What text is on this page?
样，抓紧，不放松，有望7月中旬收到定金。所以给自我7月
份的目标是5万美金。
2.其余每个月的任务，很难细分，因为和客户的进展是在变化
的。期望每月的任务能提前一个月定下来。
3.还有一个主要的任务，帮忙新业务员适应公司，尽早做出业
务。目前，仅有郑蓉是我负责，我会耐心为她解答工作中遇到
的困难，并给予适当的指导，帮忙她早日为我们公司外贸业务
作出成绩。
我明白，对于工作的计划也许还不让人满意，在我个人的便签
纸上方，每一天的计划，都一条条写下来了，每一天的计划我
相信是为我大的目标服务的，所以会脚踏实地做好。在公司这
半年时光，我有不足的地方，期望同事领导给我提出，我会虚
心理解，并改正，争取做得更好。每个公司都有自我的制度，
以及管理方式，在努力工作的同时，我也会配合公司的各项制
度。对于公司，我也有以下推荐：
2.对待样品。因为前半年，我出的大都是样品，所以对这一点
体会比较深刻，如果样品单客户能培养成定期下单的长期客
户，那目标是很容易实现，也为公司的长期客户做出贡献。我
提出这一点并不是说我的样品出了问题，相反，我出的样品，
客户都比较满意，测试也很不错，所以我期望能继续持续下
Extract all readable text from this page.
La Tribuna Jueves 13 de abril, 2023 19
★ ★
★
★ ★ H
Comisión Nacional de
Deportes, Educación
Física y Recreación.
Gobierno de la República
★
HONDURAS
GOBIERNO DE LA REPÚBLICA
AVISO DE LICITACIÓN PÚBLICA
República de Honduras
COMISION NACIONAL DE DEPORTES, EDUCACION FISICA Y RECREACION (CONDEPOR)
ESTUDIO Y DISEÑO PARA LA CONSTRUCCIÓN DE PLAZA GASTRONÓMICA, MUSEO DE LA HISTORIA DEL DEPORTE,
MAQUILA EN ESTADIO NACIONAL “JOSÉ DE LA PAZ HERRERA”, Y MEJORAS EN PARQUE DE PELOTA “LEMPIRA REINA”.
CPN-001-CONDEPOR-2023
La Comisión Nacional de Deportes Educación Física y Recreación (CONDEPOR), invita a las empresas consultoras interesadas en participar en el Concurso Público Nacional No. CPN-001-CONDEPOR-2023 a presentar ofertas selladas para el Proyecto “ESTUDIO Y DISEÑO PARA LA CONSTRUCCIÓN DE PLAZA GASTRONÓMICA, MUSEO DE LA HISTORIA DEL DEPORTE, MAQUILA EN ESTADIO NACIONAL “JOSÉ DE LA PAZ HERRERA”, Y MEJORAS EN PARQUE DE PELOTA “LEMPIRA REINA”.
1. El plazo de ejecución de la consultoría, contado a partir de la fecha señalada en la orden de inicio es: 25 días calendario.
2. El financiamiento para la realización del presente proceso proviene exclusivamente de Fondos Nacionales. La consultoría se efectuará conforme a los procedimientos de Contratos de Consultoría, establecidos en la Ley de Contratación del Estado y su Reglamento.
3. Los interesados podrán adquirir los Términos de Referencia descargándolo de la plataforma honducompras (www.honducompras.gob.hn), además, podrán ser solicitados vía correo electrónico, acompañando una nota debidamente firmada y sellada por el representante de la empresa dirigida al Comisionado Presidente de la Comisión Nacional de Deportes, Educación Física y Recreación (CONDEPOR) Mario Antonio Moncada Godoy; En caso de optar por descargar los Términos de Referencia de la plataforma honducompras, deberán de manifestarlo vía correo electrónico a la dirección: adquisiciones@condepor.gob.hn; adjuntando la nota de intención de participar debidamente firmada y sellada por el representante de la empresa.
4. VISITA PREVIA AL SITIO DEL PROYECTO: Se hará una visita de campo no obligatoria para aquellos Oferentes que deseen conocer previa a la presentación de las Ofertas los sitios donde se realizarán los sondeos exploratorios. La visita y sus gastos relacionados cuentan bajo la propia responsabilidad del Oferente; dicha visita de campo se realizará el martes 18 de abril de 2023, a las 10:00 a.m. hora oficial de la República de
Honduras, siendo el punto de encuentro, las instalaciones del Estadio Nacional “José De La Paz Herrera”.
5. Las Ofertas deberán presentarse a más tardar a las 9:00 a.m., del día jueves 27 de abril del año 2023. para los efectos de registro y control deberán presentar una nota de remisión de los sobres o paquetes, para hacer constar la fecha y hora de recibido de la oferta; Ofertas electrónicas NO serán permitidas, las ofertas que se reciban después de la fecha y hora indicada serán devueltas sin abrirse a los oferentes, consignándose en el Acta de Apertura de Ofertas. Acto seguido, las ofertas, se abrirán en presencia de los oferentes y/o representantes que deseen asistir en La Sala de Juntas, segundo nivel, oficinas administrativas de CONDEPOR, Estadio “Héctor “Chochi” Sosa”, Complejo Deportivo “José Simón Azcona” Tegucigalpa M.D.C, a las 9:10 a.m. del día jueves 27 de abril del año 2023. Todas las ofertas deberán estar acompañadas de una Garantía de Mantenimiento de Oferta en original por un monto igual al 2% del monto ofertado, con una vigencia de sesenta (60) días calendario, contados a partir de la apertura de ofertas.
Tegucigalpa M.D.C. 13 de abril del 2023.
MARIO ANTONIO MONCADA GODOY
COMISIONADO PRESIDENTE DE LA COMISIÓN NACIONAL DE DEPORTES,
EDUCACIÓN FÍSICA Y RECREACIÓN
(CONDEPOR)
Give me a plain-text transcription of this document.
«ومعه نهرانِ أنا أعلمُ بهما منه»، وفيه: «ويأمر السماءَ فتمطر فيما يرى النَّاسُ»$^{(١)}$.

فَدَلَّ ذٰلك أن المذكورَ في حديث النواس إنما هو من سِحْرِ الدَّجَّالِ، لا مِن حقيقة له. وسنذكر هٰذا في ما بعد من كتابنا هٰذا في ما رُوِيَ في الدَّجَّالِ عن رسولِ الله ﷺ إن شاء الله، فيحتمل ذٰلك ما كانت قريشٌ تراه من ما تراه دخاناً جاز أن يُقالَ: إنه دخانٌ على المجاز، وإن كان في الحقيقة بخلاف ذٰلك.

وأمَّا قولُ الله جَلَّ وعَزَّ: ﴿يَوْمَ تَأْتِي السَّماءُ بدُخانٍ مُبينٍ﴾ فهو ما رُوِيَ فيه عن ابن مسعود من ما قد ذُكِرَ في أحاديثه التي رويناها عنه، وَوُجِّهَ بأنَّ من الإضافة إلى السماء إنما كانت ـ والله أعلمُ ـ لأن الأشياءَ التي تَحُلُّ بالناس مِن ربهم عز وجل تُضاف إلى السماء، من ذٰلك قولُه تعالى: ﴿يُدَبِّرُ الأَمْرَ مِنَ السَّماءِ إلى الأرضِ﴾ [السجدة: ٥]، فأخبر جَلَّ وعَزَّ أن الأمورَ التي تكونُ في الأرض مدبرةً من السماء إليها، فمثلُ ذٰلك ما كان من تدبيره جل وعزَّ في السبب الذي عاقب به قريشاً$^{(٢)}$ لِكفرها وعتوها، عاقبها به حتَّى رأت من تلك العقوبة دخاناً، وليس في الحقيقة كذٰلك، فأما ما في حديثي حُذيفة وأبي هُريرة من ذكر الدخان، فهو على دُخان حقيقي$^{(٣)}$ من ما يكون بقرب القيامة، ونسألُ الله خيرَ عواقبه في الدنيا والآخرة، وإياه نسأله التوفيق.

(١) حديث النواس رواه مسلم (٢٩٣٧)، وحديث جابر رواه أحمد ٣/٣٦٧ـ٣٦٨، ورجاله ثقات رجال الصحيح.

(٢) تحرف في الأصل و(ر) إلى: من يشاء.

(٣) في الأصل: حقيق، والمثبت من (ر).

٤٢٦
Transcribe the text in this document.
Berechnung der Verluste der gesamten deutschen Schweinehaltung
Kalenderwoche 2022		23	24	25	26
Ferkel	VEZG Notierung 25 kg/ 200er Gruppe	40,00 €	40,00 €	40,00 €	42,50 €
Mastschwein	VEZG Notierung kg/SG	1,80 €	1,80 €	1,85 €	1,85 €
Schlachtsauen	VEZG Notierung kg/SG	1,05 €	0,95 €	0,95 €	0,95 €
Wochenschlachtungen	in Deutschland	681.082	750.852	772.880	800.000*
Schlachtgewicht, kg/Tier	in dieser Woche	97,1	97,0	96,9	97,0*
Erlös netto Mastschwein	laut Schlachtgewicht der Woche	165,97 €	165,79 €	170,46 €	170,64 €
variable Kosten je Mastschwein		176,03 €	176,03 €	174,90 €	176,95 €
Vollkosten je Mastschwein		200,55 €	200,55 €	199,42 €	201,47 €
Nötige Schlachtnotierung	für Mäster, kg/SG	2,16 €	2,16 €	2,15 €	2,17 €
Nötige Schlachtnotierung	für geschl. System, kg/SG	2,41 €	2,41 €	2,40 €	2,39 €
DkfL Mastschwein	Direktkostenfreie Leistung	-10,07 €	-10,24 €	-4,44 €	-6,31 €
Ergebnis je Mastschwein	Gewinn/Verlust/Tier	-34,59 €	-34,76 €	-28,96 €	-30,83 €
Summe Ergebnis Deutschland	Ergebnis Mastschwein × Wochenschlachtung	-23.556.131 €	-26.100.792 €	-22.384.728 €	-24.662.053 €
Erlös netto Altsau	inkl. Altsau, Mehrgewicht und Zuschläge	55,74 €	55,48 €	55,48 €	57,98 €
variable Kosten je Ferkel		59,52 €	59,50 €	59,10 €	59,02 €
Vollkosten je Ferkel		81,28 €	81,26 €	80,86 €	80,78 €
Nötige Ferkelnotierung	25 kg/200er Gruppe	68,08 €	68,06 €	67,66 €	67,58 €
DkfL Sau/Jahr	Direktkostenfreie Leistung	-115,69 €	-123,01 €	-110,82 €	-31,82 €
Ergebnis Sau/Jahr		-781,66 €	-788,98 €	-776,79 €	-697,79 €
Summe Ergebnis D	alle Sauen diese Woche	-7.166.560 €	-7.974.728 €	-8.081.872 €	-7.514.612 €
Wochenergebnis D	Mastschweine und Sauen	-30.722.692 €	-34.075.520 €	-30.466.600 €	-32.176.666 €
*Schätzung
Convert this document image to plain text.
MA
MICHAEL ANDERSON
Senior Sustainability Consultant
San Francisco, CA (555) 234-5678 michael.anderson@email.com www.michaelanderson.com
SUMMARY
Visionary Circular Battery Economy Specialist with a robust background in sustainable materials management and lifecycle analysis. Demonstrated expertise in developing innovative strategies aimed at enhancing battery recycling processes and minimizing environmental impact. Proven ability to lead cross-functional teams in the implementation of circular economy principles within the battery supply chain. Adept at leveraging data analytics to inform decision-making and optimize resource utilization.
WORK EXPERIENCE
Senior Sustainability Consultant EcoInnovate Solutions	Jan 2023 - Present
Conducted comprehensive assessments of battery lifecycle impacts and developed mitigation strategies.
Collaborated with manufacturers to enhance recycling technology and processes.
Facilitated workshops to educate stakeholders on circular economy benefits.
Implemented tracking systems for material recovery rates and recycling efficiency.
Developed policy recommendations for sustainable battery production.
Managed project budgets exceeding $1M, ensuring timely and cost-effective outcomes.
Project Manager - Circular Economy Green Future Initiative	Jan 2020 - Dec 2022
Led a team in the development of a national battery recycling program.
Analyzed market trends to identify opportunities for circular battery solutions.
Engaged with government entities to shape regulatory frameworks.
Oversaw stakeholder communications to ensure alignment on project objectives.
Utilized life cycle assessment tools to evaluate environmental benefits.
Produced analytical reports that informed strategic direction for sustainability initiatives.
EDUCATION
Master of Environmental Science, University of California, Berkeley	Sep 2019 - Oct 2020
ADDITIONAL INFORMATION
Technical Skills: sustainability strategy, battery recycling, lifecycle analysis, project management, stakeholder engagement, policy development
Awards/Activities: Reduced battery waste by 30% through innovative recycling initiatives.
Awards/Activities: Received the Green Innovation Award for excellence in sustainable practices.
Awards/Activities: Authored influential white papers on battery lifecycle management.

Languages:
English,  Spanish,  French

→ **What the exercise asks**:
Which lines of the material contain the string "MUSEO"? List each of them.

→ **Result for this task**:
ESTUDIO Y DISEÑO PARA LA CONSTRUCCIÓN DE PLAZA GASTRONÓMICA, MUSEO DE LA HISTORIA DEL DEPORTE,
La Comisión Nacional de Deportes Educación Física y Recreación (CONDEPOR), invita a las empresas consultoras interesadas en participar en el Concurso Público Nacional No. CPN-001-CONDEPOR-2023 a presentar ofertas selladas para el Proyecto “ESTUDIO Y DISEÑO PARA LA CONSTRUCCIÓN DE PLAZA GASTRONÓMICA, MUSEO DE LA HISTORIA DEL DEPORTE, MAQUILA EN ESTADIO NACIONAL “JOSÉ DE LA PAZ HERRERA”, Y MEJORAS EN PARQUE DE PELOTA “LEMPIRA REINA”.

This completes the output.